**Extracted entries**:
────────────────────────────────────────

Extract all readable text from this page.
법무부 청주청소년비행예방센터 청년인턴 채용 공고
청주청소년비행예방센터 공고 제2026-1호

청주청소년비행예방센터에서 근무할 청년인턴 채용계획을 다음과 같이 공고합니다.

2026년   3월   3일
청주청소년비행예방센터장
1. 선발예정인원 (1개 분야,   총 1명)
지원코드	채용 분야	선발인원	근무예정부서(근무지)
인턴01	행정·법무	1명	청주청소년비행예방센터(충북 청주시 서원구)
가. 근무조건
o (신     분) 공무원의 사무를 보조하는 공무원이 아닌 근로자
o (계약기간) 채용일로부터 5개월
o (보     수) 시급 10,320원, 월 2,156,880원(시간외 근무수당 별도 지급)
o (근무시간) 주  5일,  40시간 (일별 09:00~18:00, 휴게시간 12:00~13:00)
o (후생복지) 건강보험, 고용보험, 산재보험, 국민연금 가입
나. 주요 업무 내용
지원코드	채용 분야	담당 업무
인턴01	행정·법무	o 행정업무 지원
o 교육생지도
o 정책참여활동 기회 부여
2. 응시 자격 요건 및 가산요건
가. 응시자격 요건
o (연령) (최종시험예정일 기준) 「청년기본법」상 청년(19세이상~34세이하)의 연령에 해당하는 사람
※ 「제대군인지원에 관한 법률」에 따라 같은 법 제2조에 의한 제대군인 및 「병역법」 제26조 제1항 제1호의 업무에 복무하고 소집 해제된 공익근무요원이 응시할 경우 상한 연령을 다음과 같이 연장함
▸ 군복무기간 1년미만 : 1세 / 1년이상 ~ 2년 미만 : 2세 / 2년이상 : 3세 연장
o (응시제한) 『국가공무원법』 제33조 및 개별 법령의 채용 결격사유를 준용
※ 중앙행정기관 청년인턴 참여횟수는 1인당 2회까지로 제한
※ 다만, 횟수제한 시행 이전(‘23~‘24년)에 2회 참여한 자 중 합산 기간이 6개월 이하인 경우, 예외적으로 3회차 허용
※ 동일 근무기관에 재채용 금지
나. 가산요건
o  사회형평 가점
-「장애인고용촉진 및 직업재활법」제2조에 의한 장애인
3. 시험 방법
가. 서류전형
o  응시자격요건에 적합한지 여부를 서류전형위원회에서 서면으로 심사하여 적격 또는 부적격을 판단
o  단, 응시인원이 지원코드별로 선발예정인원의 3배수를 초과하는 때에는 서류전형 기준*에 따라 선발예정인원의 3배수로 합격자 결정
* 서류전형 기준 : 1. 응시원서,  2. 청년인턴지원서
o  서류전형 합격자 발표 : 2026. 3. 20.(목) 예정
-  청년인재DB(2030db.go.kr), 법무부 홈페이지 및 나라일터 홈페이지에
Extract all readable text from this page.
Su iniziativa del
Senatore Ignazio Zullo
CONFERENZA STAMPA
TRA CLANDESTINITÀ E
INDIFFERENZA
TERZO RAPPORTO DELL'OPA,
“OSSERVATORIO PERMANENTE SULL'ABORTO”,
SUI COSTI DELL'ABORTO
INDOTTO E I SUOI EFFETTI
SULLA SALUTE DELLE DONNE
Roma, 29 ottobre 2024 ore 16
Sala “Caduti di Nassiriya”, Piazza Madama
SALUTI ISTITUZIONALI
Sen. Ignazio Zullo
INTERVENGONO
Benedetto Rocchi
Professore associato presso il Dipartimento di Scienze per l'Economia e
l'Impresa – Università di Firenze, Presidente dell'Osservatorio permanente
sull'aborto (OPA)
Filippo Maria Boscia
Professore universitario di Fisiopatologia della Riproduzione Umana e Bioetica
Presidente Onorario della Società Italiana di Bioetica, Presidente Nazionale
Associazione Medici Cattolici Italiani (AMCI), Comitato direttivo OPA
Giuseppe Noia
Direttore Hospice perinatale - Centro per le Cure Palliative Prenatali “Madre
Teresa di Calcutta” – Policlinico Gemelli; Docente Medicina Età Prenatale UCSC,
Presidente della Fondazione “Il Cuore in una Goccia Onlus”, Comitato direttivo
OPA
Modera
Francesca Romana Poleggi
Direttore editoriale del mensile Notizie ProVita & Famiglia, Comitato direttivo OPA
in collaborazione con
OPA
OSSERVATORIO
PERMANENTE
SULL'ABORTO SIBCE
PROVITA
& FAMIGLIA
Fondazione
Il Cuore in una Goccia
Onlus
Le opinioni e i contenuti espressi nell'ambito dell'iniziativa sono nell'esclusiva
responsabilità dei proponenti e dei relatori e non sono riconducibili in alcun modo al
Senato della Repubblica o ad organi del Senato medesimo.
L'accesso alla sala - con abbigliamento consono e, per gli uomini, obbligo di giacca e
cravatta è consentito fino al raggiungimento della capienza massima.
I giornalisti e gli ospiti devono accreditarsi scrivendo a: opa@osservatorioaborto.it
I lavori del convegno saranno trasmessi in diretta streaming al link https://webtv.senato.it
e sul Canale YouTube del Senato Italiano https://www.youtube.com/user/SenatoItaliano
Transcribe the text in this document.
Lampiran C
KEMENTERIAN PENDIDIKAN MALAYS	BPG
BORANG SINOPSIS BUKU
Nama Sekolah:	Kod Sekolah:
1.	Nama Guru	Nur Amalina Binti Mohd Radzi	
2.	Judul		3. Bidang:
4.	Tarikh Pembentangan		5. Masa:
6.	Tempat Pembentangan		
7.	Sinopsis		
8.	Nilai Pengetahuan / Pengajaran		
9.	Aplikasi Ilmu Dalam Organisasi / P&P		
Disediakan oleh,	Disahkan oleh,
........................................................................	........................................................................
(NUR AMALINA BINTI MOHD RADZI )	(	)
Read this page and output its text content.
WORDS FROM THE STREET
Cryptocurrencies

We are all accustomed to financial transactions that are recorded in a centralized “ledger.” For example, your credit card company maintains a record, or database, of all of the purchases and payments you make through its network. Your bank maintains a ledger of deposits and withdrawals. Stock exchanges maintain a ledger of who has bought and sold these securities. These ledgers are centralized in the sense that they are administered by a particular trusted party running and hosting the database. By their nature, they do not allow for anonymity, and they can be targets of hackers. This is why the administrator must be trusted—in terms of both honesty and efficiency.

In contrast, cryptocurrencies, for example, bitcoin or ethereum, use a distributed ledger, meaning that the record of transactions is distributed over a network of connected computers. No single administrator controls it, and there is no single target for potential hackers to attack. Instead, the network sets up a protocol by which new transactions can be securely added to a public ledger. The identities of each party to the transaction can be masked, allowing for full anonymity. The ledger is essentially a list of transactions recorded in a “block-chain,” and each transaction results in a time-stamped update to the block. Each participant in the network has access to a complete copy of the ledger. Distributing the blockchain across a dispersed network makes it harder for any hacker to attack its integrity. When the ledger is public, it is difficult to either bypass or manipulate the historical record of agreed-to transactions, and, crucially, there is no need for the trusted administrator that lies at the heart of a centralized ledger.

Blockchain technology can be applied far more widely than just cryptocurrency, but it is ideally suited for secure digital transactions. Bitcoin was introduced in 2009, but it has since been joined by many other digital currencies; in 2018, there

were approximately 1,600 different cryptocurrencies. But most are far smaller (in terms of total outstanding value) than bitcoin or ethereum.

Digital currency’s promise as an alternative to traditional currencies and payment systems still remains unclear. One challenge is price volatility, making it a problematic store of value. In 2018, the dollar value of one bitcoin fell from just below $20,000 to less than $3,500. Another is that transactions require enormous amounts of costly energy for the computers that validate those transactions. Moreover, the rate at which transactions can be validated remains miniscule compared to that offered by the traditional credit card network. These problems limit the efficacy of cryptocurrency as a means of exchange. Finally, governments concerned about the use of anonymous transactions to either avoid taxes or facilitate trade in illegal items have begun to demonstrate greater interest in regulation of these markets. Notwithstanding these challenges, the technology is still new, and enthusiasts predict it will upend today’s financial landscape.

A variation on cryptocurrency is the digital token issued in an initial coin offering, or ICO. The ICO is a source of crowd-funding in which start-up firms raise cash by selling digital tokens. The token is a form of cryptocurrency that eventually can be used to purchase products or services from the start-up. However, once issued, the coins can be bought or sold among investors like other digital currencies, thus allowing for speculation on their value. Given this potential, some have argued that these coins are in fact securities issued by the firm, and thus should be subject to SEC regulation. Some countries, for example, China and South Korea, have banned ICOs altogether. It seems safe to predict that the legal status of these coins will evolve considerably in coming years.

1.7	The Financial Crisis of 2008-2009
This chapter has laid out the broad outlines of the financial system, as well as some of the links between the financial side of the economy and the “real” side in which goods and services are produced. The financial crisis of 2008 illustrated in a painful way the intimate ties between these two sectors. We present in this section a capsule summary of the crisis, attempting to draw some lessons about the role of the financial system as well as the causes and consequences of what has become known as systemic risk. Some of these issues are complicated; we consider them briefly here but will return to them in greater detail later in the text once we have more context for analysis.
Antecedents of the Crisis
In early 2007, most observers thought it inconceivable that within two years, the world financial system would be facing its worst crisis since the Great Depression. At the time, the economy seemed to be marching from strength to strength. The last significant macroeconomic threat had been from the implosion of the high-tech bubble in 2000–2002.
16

────────────────────────────────────────

**What the task requires**: Copy each line of the listing that holds the word "Pembentangan".

**Solution to this task**:
4.	Tarikh Pembentangan		5. Masa:
6.	Tempat Pembentangan		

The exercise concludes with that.